#24171 [LoRA][MOE] Fix EP correctness in MoE LoRA slicing and virtual-experts kernels

原始 PR 作者 jybsuper 合并时间 2026-05-01 13:42 文件变更 5 提交数 1 评论 2 代码增减 +452 / -14

执行摘要

修复 EP 下 MoE LoRA 切片与虚拟专家内核正确性

修复两个在 EP 下 MoE LoRA 路径中的正确性问题：

1) tp_size>ep_size>1 时适配器加载崩溃，因为 load_lora_weight_to_buffer 传递了外部 tp_rank 而不是 moe_tp_rank；
2) 虚拟专家内核未正确处理 EP 分发后的 -1 哨兵 topk_ids，导致 OOB 访问。这些问题可复现于 Qwen/Qwen3-VL-30B-A3B-Instruct-FP8 等混合架构模型。

建议详细阅读该 PR，尤其是虚拟专家内核的哨兵处理技巧和 MoE 切片索引的修复逻辑，这些模式可复用于其他并行度组合的 LoRA 支持。测试设计精巧，值得参考。

讨论亮点

该 PR 无实质性 review 讨论，获得直接批准。设计决策（如与 #23632 的关系、性能影响评估）已在 PR body 中说明。主要考量包括兼容性（ep==tp 或 ep==1 时无变化）和虚拟专家内核的执行开销（一个额外 tl.where 和少量元素级操作，<1% 开销）。

实现拆解

修正 MoE 切片索引：在 mem_pool.py 的 load_lora_weight_to_buffer 方法中，将传递给 slice_moe_lora_{a,b}_weights 的秩参数从 self.tp_rank 改为 self.moe_tp_rank，使其与 moe_tp_size 定义的切分方式一致，修复 1<ep_size<tp_size 时切片越界错误。
修正虚拟专家内核：在 virtual_experts.py 中，_fused_virtual_topk_ids_kernel 使用 tl.where(base<0, base, shifted) 保留负哨兵值；_align_block_size_torch 创建编号为 num_experts 的哨兵桶，将无效 ID 路由至此桶，确保其不被分配真实专家块。
添加 active_target_modules 过滤：在 mem_pool.py 中，遍历当前层模块时记录实际激活的目标模块集合，后续缓冲区复制循环仅处理集合内的键，跳过混合架构中不存在的模块，避免冗余 GPU 零填充。
添加 layer_id 守卫：在 lora_manager.py 的 init_lora_modules 中，对 FusedMoE 包装循环添加 if layer_id is None: continue，防止非标准层结构导致 self.lora_modules 索引错误。
新增回归测试：test_virtual_experts_kernels.py 提供 8 个 GPU 测试覆盖哨兵保留、正 ID 重映射、无 LoRA token 行为及哨兵桶分配；test_mem_pool_ep_unit.py 新增一个 CPU 测试验证 load_lora_weight_to_buffer 在 tp=4 ep=2 时传递 moe_tp_rank。

任务说明 =
(1) 请将 PR 摘要中的句子“该 PR 无实质性 review 讨论，获得直接批准。”译为英文。
(2) 请接着 PR 摘要的最后一句往下续写。
下列条目与 PR 摘要毫无关联。

数据集条目 =
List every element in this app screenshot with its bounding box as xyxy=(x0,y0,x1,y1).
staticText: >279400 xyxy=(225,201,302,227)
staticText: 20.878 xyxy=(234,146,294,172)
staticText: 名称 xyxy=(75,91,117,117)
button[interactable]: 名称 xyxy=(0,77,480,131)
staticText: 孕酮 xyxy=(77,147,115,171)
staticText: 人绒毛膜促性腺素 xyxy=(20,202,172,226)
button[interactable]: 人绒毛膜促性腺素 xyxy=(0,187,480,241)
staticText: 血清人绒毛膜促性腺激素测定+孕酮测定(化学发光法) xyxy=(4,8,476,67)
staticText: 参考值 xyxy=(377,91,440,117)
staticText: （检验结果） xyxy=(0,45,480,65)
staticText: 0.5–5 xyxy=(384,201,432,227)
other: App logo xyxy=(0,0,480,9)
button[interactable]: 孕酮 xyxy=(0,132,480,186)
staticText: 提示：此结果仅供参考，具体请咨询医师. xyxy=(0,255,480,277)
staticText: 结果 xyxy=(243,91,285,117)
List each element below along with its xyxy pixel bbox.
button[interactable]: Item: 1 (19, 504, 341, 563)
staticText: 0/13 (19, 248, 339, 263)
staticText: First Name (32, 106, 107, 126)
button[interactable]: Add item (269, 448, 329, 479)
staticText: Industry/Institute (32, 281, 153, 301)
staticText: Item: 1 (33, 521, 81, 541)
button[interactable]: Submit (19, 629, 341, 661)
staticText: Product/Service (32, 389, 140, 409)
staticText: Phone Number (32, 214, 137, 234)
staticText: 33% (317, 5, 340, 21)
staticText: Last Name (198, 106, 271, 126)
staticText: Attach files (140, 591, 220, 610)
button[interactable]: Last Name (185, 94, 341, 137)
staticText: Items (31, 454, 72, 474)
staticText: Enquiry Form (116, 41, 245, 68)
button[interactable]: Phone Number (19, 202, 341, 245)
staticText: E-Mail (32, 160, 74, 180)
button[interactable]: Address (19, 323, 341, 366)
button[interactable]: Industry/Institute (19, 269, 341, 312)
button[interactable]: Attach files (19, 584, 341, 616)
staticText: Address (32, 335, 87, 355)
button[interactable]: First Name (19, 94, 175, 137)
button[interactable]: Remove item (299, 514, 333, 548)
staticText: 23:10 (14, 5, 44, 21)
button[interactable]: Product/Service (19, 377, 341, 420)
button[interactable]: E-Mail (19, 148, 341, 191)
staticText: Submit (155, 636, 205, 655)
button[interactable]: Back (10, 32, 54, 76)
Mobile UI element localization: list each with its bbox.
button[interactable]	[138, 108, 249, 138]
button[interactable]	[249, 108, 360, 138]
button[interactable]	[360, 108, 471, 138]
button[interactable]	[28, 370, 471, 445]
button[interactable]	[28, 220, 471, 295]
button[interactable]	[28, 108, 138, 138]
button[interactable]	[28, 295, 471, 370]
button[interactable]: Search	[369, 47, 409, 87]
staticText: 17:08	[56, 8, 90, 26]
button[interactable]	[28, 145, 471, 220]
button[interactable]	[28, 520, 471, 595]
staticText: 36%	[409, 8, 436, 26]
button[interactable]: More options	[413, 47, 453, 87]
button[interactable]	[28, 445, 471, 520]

逐题答案 =
(1) The PR received no substantive review discussion and was approved directly.

(2)
文件	模块	状态	重要度
`python/sglang/srt/lora/mem_pool.py`	内存池	modified	6.82
`python/sglang/srt/lora/triton_ops/virtual_experts.py`	虚拟专家内核	modified	5.62
`python/sglang/srt/lora/lora_manager.py`	LoRA 管理器	modified	5.19
`test/registered/lora/test_virtual_experts_kernels.py`	虚拟专家测试	added	7.48
`test/registered/unit/lora/test_mem_pool_ep_unit.py`	内存池测试	modified	6.9

关键符号

load_lora_weight_to_buffer _fused_virtual_topk_ids_kernel _align_block_size_torch init_lora_modules

关键源码片段

python/sglang/srt/lora/mem_pool.py core-logic

核心修复：修正 MoE 切片索引为 moe_tp_rank，并引入 active_target_modules 过滤，避免混合架构模型的冗余零填充。

# 摘自 load_lora_weight_to_buffer 方法
active_target_modules: Set[str] = set()
cur_layer_modules = lora_modules[layer_id]
for module_name, module in cur_layer_modules.items():
    from sglang.srt.lora.layers import FusedMoEWithLoRA
    if isinstance(module, FusedMoEWithLoRA):
        moe_target_modules = ['gate_up_proj_moe', 'down_proj_moe']
        for target_module in moe_target_modules:
            active_target_modules.add(target_module)
            if temp_A_buffer.get(target_module) is not None:
                temp_A_buffer[target_module] = (
                    module.slice_moe_lora_a_weights(
                        temp_A_buffer[target_module],
                        self.moe_tp_rank, # 使用 moe_tp_rank 而非 tp_rank
                        target_module,
                    )
                )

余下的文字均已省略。